--- WRITTEN REQUEST ---
Please output the records below in full, exactly as given, but without the images.

--*--

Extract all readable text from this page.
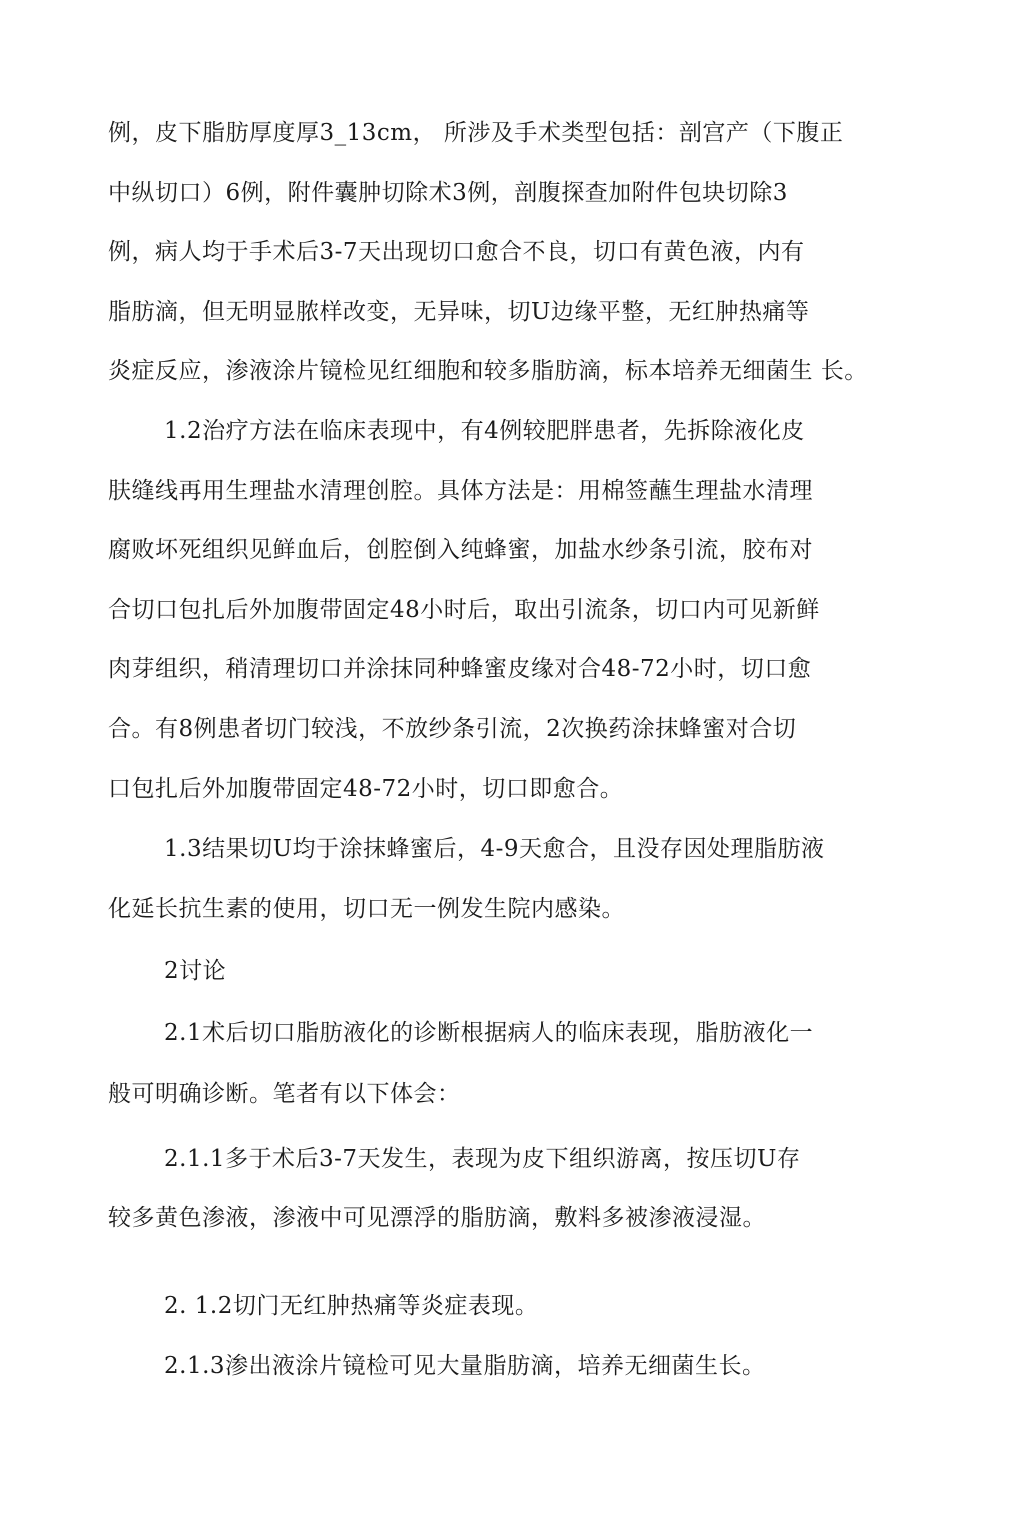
例，皮下脂肪厚度厚3_13cm， 所涉及手术类型包括：剖宫产（下腹正
中纵切口）6例，附件囊肿切除术3例，剖腹探查加附件包块切除3
例，病人均于手术后3-7天出现切口愈合不良，切口有黄色液，内有
脂肪滴，但无明显脓样改变，无异味，切U边缘平整，无红肿热痛等
炎症反应，渗液涂片镜检见红细胞和较多脂肪滴，标本培养无细菌生 长。
1.2治疗方法在临床表现中，有4例较肥胖患者，先拆除液化皮
肤缝线再用生理盐水清理创腔。具体方法是：用棉签蘸生理盐水清理
腐败坏死组织见鲜血后，创腔倒入纯蜂蜜，加盐水纱条引流，胶布对
合切口包扎后外加腹带固定48小时后，取出引流条，切口内可见新鲜
肉芽组织，稍清理切口并涂抹同种蜂蜜皮缘对合48-72小时，切口愈
合。有8例患者切门较浅，不放纱条引流，2次换药涂抹蜂蜜对合切
口包扎后外加腹带固定48-72小时，切口即愈合。
1.3结果切U均于涂抹蜂蜜后，4-9天愈合，且没存因处理脂肪液
化延长抗生素的使用，切口无一例发生院内感染。
2讨论
2.1术后切口脂肪液化的诊断根据病人的临床表现，脂肪液化一
般可明确诊断。笔者有以下体会：
2.1.1多于术后3-7天发生，表现为皮下组织游离，按压切U存
较多黄色渗液，渗液中可见漂浮的脂肪滴，敷料多被渗液浸湿。
2. 1.2切门无红肿热痛等炎症表现。
2.1.3渗出液涂片镜检可见大量脂肪滴，培养无细菌生长。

--*--

--- FINISHED ANSWER ---
Extract all readable text from this page.
例，皮下脂肪厚度厚3_13cm， 所涉及手术类型包括：剖宫产（下腹正
中纵切口）6例，附件囊肿切除术3例，剖腹探查加附件包块切除3
例，病人均于手术后3-7天出现切口愈合不良，切口有黄色液，内有
脂肪滴，但无明显脓样改变，无异味，切U边缘平整，无红肿热痛等
炎症反应，渗液涂片镜检见红细胞和较多脂肪滴，标本培养无细菌生 长。
1.2治疗方法在临床表现中，有4例较肥胖患者，先拆除液化皮
肤缝线再用生理盐水清理创腔。具体方法是：用棉签蘸生理盐水清理
腐败坏死组织见鲜血后，创腔倒入纯蜂蜜，加盐水纱条引流，胶布对
合切口包扎后外加腹带固定48小时后，取出引流条，切口内可见新鲜
肉芽组织，稍清理切口并涂抹同种蜂蜜皮缘对合48-72小时，切口愈
合。有8例患者切门较浅，不放纱条引流，2次换药涂抹蜂蜜对合切
口包扎后外加腹带固定48-72小时，切口即愈合。
1.3结果切U均于涂抹蜂蜜后，4-9天愈合，且没存因处理脂肪液
化延长抗生素的使用，切口无一例发生院内感染。
2讨论
2.1术后切口脂肪液化的诊断根据病人的临床表现，脂肪液化一
般可明确诊断。笔者有以下体会：
2.1.1多于术后3-7天发生，表现为皮下组织游离，按压切U存
较多黄色渗液，渗液中可见漂浮的脂肪滴，敷料多被渗液浸湿。
2. 1.2切门无红肿热痛等炎症表现。
2.1.3渗出液涂片镜检可见大量脂肪滴，培养无细菌生长。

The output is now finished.